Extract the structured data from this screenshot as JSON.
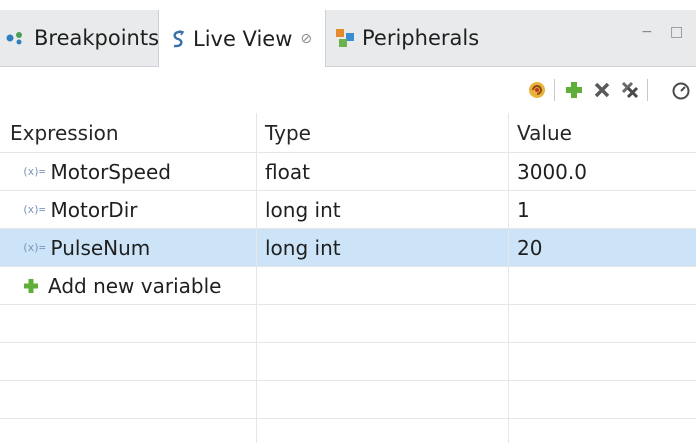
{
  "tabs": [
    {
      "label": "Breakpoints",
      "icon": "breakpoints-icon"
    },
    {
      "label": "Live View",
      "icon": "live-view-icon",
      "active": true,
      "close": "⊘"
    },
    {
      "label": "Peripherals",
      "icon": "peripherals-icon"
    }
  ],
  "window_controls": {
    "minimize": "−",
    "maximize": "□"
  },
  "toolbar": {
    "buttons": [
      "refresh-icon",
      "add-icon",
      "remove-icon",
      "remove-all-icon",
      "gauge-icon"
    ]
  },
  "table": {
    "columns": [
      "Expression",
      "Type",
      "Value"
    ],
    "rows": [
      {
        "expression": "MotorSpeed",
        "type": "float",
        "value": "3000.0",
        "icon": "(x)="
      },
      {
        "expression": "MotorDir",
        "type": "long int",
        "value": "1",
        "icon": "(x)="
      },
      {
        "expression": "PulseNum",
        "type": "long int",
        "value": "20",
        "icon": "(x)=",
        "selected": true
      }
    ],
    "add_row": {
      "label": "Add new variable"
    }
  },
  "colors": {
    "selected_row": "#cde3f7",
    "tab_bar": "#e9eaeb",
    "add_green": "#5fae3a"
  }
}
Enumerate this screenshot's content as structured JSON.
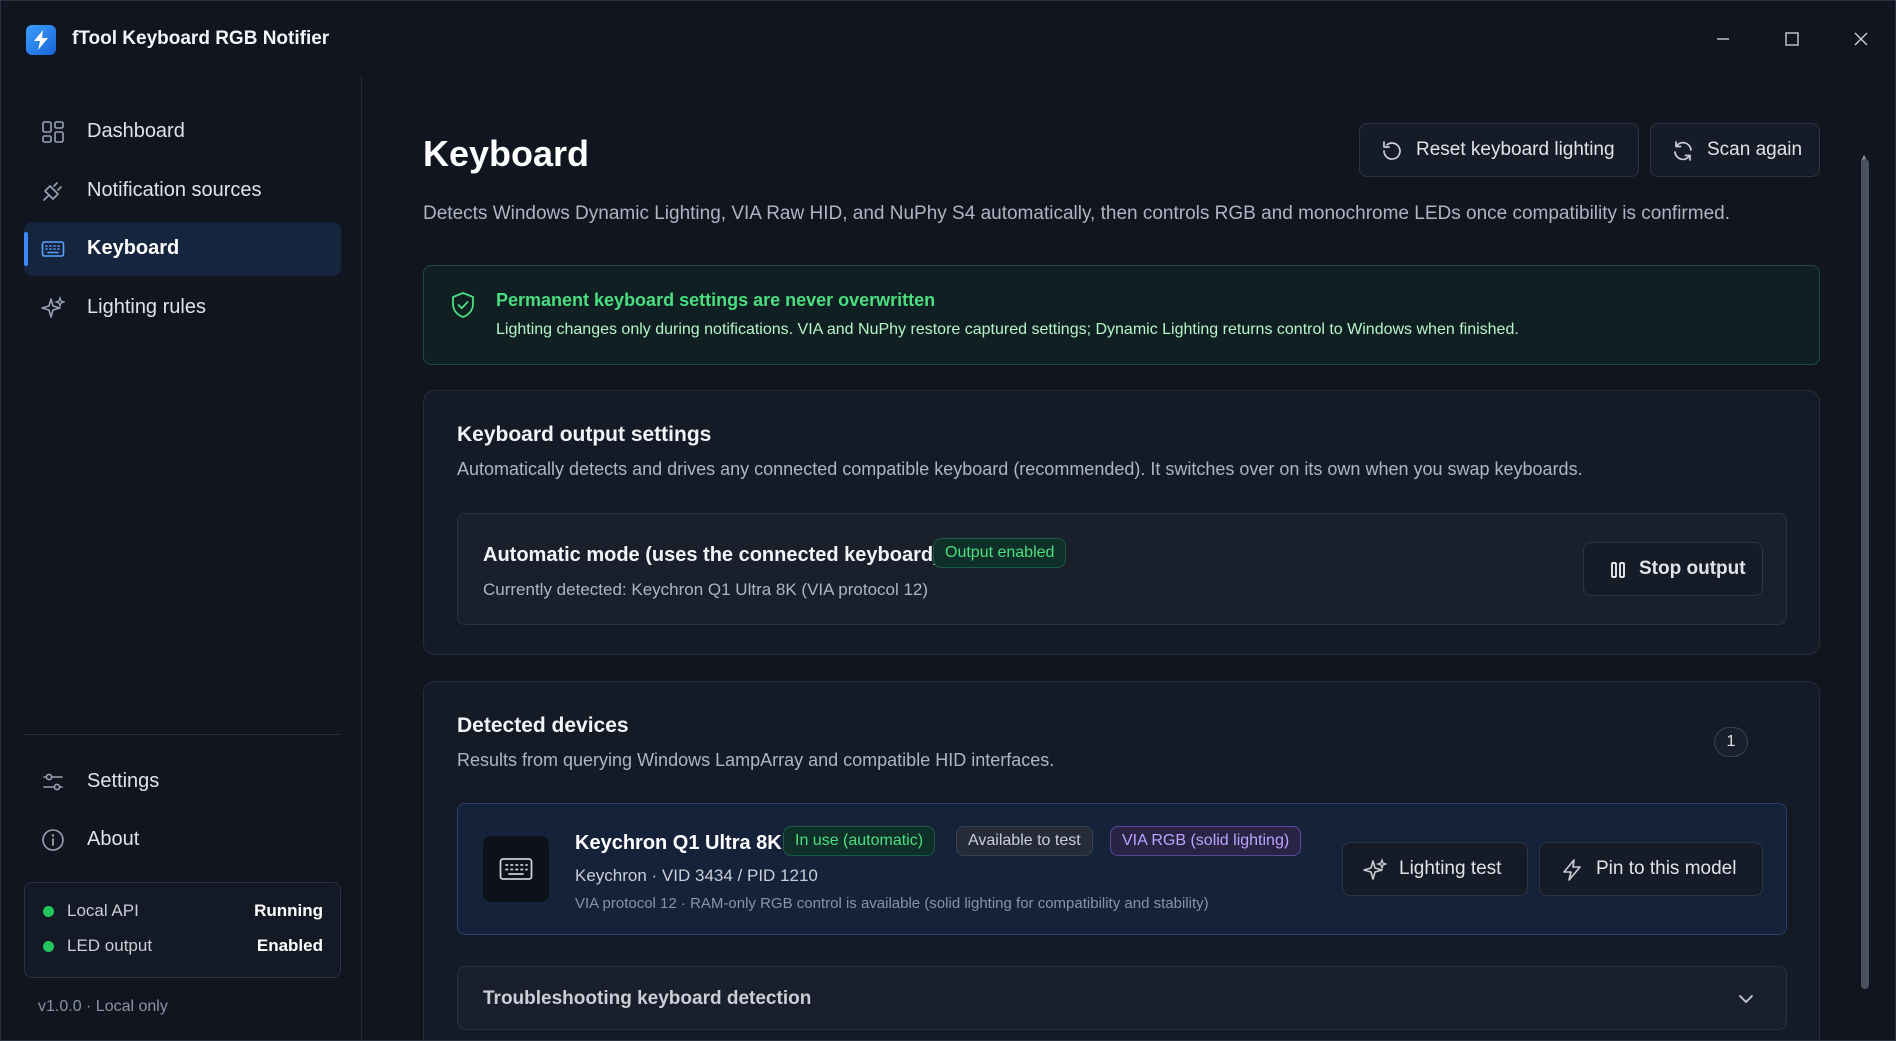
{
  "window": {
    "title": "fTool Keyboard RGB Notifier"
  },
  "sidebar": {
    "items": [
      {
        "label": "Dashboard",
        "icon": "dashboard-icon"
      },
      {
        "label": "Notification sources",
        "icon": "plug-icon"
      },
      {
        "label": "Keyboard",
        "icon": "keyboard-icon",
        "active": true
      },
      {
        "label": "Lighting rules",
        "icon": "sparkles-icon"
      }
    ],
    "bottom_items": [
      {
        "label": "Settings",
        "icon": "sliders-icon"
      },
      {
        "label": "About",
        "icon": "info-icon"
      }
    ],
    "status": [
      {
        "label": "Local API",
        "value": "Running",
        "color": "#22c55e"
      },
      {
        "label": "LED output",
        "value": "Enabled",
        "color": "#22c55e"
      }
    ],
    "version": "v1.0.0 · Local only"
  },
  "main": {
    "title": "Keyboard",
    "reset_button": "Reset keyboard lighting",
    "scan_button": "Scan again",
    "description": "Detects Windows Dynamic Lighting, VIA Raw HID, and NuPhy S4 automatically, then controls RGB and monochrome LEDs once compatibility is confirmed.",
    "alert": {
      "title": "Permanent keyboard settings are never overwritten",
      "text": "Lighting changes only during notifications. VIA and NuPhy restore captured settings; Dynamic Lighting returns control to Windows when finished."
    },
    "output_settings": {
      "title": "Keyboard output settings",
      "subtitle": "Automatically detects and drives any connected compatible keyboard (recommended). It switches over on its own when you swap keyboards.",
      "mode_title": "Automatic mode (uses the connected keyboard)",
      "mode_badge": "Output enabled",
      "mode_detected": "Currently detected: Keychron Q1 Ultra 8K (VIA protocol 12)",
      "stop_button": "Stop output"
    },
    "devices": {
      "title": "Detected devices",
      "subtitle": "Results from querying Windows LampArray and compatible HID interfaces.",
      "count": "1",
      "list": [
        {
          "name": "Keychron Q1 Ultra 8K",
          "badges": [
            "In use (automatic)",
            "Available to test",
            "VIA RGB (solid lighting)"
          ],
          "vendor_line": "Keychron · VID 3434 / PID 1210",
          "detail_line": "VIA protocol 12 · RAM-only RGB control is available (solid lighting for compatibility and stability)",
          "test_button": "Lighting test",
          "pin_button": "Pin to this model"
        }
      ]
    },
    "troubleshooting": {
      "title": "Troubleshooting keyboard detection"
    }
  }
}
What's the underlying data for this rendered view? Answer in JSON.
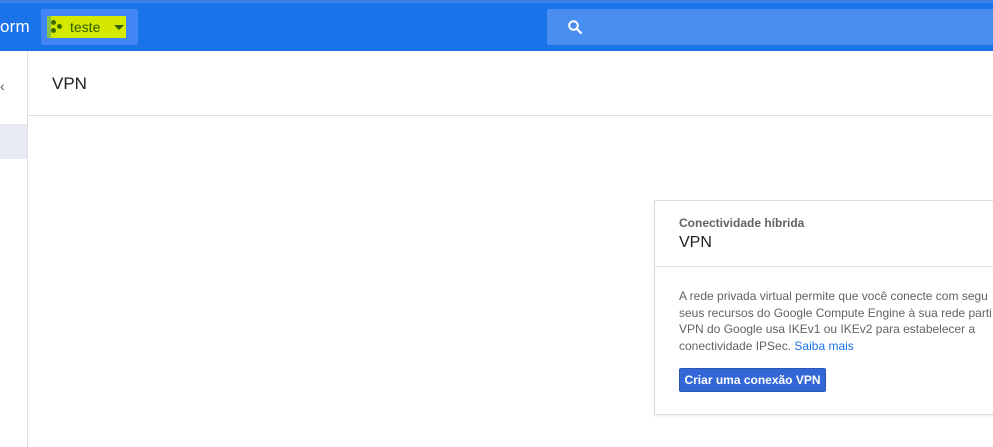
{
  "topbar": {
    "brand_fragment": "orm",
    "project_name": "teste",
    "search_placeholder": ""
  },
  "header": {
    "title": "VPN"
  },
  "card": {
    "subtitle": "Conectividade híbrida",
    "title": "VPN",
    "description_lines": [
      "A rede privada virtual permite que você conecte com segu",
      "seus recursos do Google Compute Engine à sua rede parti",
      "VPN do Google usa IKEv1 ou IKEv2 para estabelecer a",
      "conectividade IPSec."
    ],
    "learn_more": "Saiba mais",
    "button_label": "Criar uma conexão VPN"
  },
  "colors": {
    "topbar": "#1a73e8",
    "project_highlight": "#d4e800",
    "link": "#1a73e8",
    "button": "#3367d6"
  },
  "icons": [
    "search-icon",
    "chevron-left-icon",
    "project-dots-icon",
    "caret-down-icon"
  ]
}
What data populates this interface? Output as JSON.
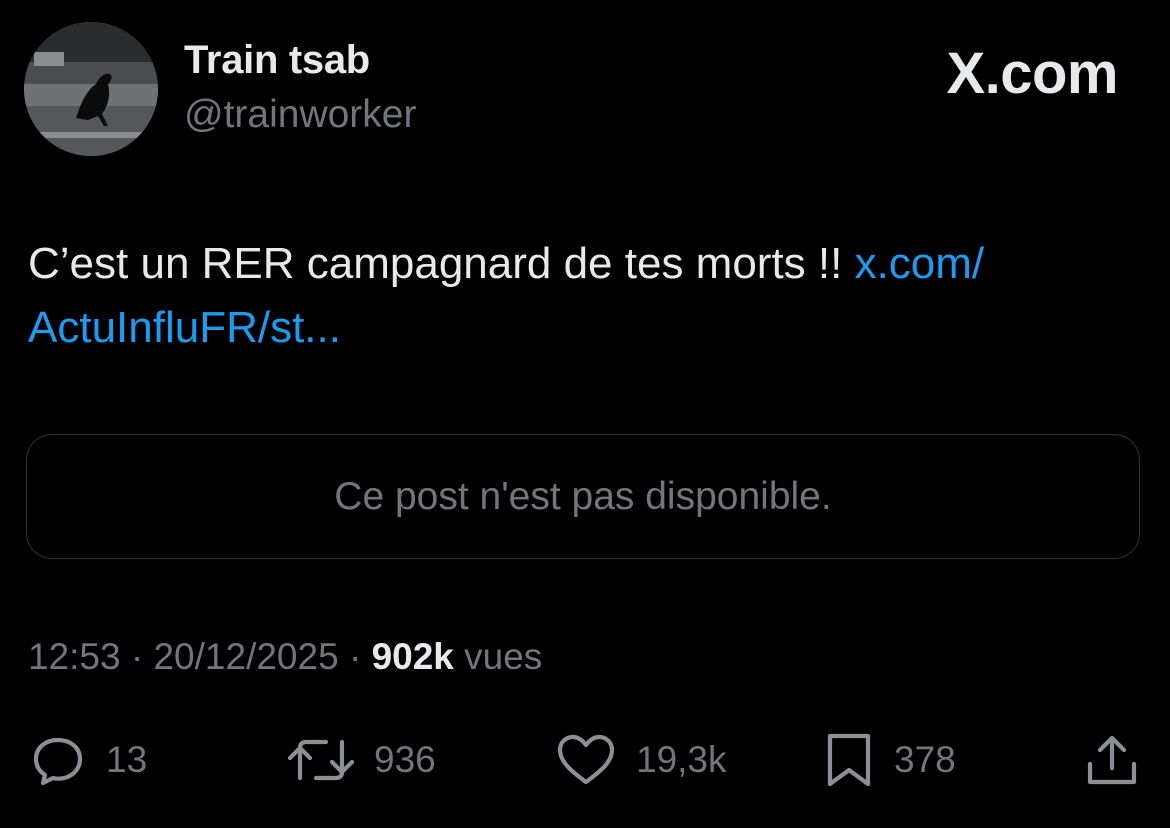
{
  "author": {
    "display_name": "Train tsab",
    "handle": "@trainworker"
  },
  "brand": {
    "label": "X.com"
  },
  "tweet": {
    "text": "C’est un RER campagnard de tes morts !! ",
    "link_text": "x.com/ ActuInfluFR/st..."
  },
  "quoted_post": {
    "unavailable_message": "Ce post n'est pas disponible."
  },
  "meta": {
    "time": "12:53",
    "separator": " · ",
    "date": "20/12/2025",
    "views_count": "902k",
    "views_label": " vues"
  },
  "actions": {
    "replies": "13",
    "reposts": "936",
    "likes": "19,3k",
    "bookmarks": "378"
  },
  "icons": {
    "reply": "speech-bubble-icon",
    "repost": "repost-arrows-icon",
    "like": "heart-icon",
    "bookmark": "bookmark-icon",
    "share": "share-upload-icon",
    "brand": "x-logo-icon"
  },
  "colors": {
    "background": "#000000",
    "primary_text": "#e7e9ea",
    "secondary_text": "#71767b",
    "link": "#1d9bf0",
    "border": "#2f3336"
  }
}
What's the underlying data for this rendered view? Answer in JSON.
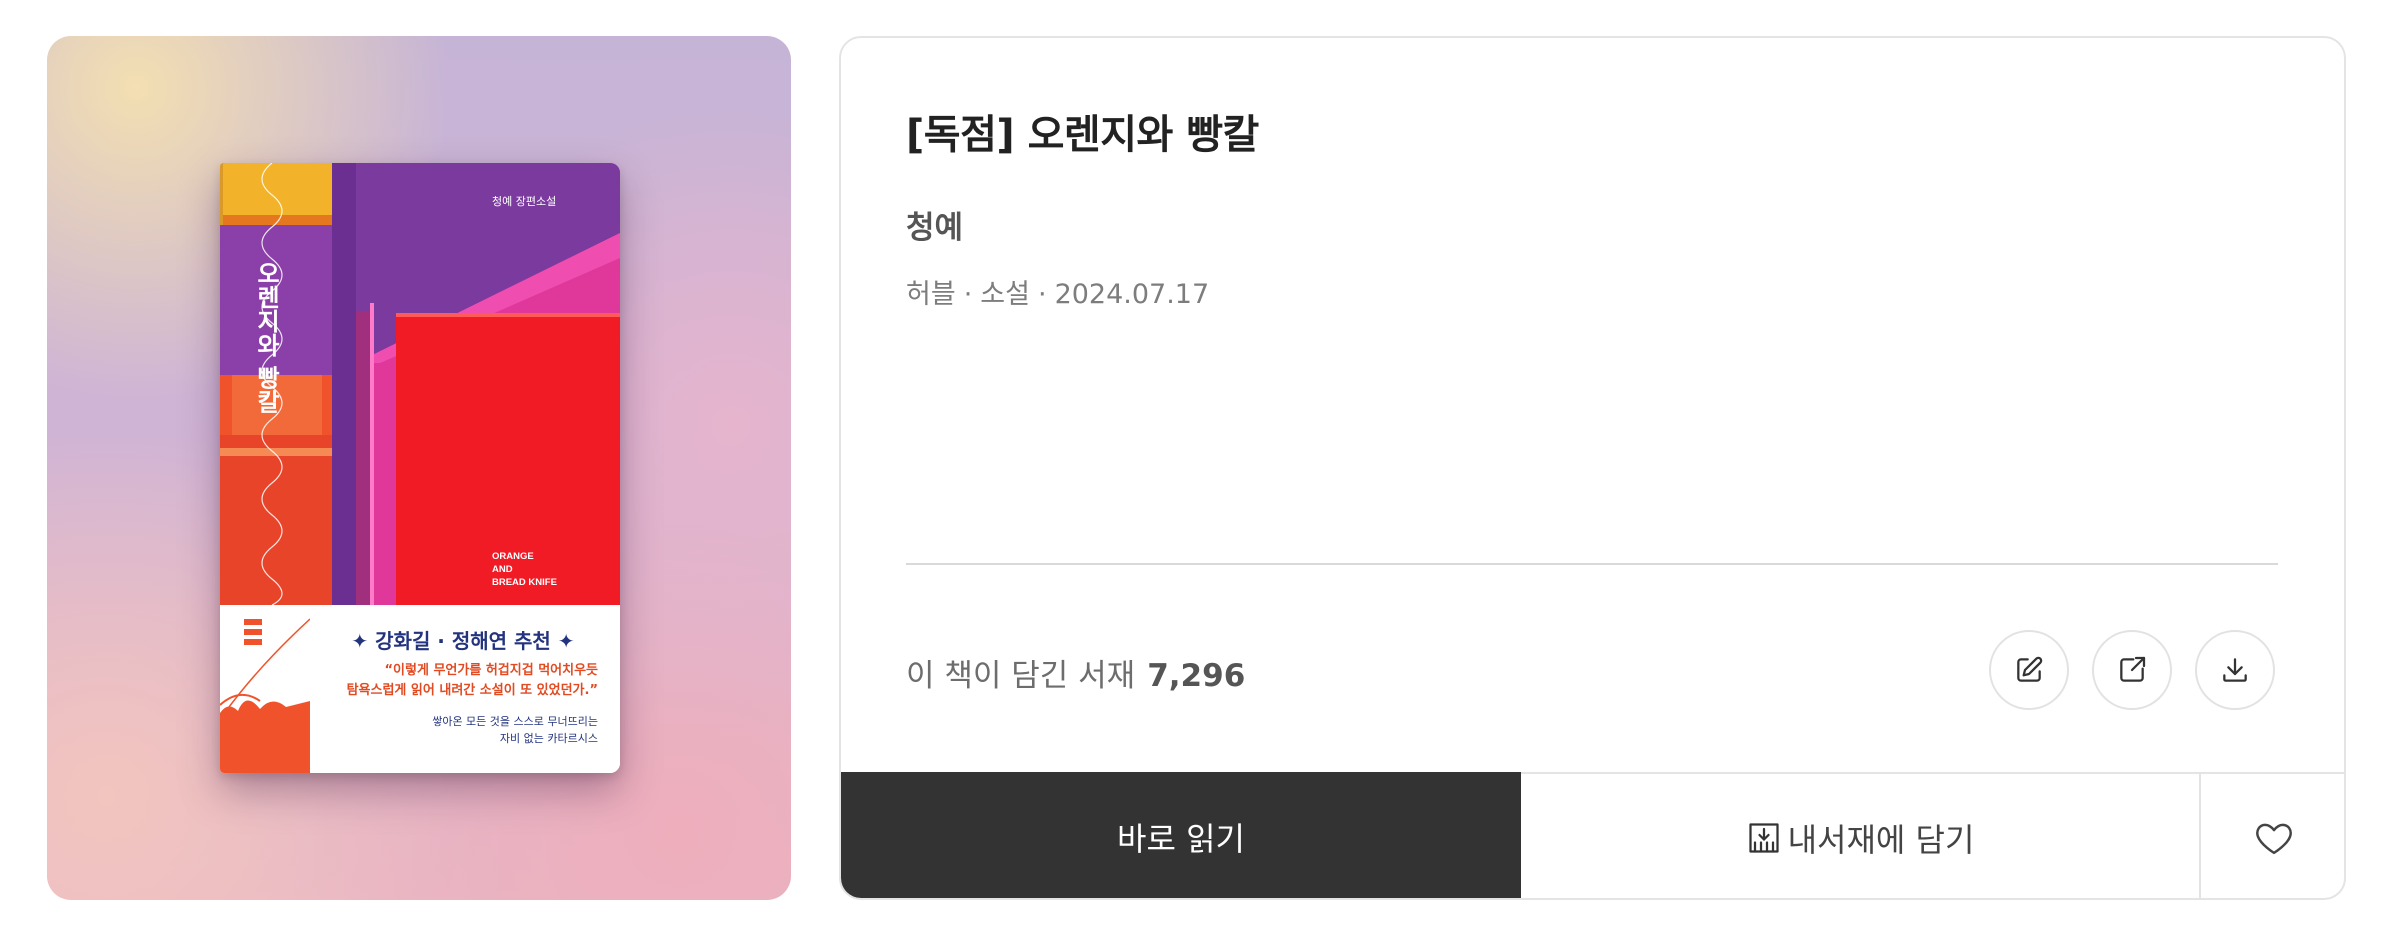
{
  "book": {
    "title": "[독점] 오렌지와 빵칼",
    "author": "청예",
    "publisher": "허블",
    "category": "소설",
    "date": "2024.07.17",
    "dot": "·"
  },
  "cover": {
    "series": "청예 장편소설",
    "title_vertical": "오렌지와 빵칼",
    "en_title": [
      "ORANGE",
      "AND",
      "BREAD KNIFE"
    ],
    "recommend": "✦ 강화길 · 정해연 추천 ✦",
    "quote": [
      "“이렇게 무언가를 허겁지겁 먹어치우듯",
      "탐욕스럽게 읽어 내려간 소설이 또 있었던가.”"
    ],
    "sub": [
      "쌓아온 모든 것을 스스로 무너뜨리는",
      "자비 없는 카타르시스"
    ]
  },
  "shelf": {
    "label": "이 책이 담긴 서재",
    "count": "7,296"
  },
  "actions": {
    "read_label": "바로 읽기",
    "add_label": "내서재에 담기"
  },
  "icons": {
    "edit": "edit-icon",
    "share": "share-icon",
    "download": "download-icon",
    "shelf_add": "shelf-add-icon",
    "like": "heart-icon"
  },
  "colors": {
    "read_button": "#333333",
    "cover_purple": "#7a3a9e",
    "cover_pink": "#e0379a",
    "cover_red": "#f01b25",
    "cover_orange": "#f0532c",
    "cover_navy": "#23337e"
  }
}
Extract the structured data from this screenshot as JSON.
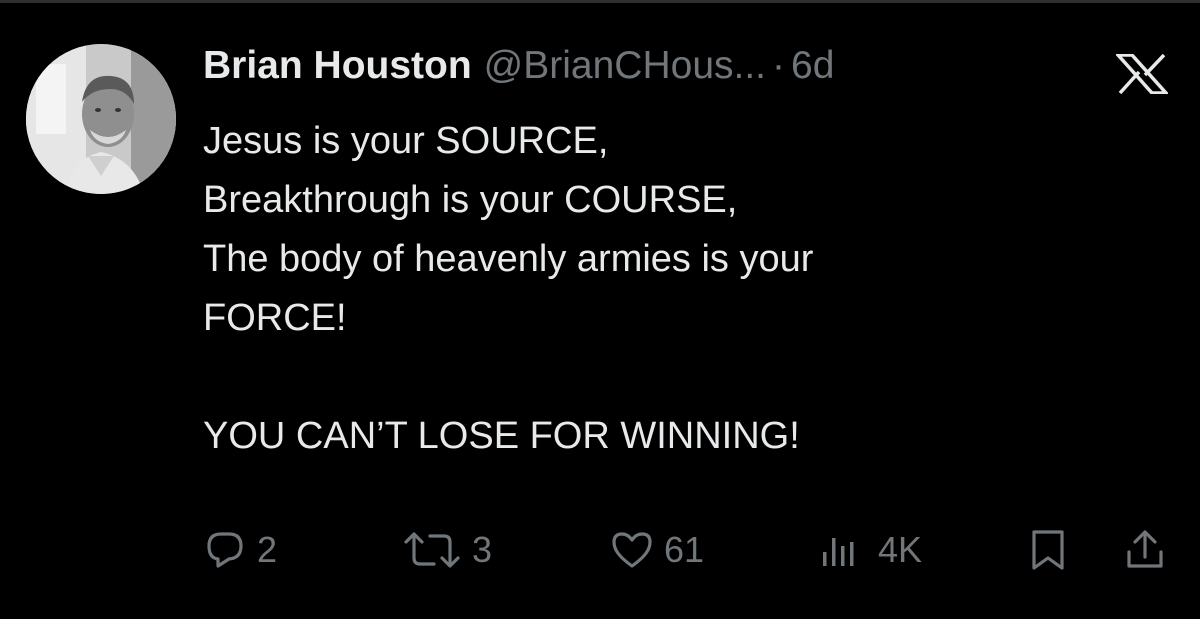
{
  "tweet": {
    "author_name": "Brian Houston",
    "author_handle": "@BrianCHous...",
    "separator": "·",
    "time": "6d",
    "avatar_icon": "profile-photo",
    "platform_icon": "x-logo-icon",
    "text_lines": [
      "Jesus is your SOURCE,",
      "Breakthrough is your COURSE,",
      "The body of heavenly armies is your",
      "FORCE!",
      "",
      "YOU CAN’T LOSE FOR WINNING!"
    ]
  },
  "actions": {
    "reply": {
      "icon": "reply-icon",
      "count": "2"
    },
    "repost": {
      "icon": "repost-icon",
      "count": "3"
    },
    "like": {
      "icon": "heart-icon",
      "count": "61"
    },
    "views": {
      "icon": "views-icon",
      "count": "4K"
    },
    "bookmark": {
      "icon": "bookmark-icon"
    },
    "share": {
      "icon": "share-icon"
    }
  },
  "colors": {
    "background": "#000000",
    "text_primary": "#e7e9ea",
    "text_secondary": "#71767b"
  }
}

++++++++

Look above for lines with the word "reply" and copy them all.

- **Exercise answer**:
    "reply": "speech-bubble-icon",
    "reply": {
      "icon": "reply-icon",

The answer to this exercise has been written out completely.